● Written exercise
Gather all lines from the material that contain "screenshot".

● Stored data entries
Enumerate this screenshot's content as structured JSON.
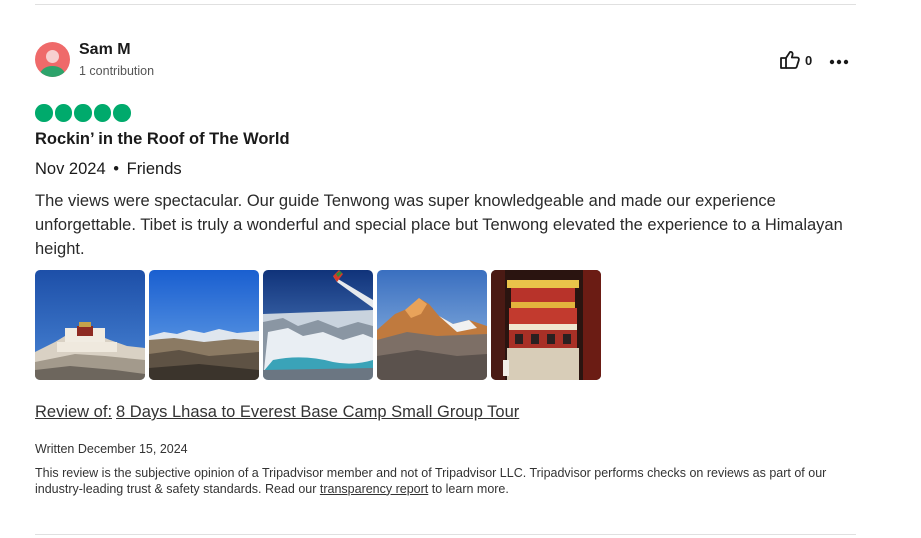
{
  "user": {
    "name": "Sam M",
    "contributions": "1 contribution"
  },
  "helpful": {
    "count": "0",
    "icon": "thumbs-up-icon"
  },
  "more_icon": "ellipsis-icon",
  "review": {
    "rating": 5,
    "rating_color": "#00aa6c",
    "title": "Rockin’ in the Roof of The World",
    "date": "Nov 2024",
    "separator": "•",
    "trip_type": "Friends",
    "text": "The views were spectacular. Our guide Tenwong was super knowledgeable and made our experience unforgettable. Tibet is truly a wonderful and special place but Tenwong elevated the experience to a Himalayan height.",
    "photos": [
      "potala-palace-photo",
      "tibetan-plateau-photo",
      "airplane-wing-mountains-photo",
      "everest-peak-photo",
      "monastery-building-photo"
    ],
    "review_of_label": "Review of:",
    "review_of_link": "8 Days Lhasa to Everest Base Camp Small Group Tour",
    "written": "Written December 15, 2024"
  },
  "disclaimer": {
    "text_before": "This review is the subjective opinion of a Tripadvisor member and not of Tripadvisor LLC. Tripadvisor performs checks on reviews as part of our industry-leading trust & safety standards. Read our ",
    "link": "transparency report",
    "text_after": " to learn more."
  }
}
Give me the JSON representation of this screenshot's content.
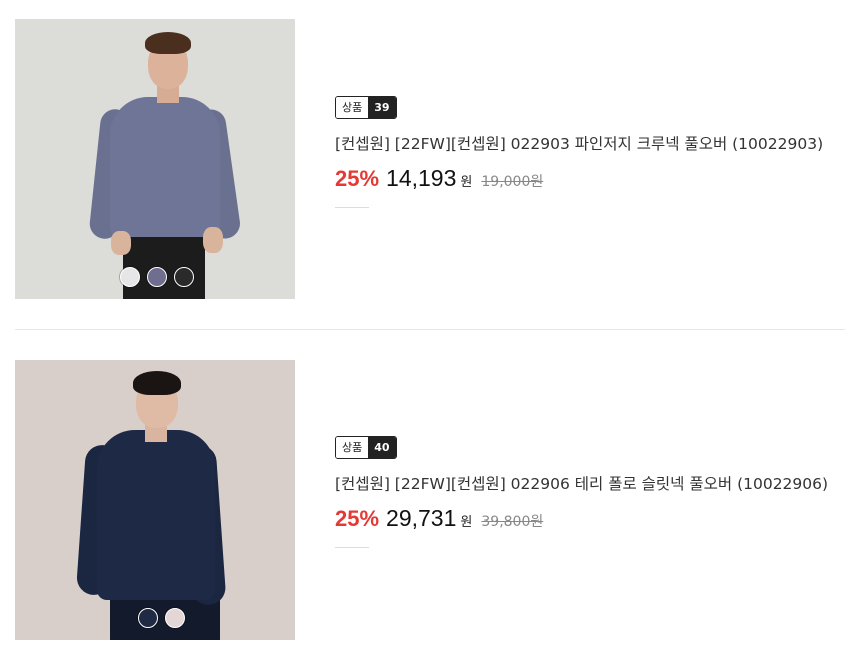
{
  "products": [
    {
      "badge_label": "상품",
      "badge_number": "39",
      "title": "[컨셉원] [22FW][컨셉원] 022903 파인저지 크루넥 풀오버 (10022903)",
      "discount": "25%",
      "price": "14,193",
      "currency": "원",
      "original_price": "19,000원",
      "swatches": [
        "#e6e6e8",
        "#6f6e8f",
        "#2a2a2a"
      ],
      "garment_color": "#6f7596"
    },
    {
      "badge_label": "상품",
      "badge_number": "40",
      "title": "[컨셉원] [22FW][컨셉원] 022906 테리 폴로 슬릿넥 풀오버 (10022906)",
      "discount": "25%",
      "price": "29,731",
      "currency": "원",
      "original_price": "39,800원",
      "swatches": [
        "#1f2a44",
        "#e3d6d4"
      ],
      "garment_color": "#1e2a45"
    }
  ]
}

● Exercise response
Enumerate this screenshot's content as structured JSON.
Give me the JSON representation of this screenshot's content.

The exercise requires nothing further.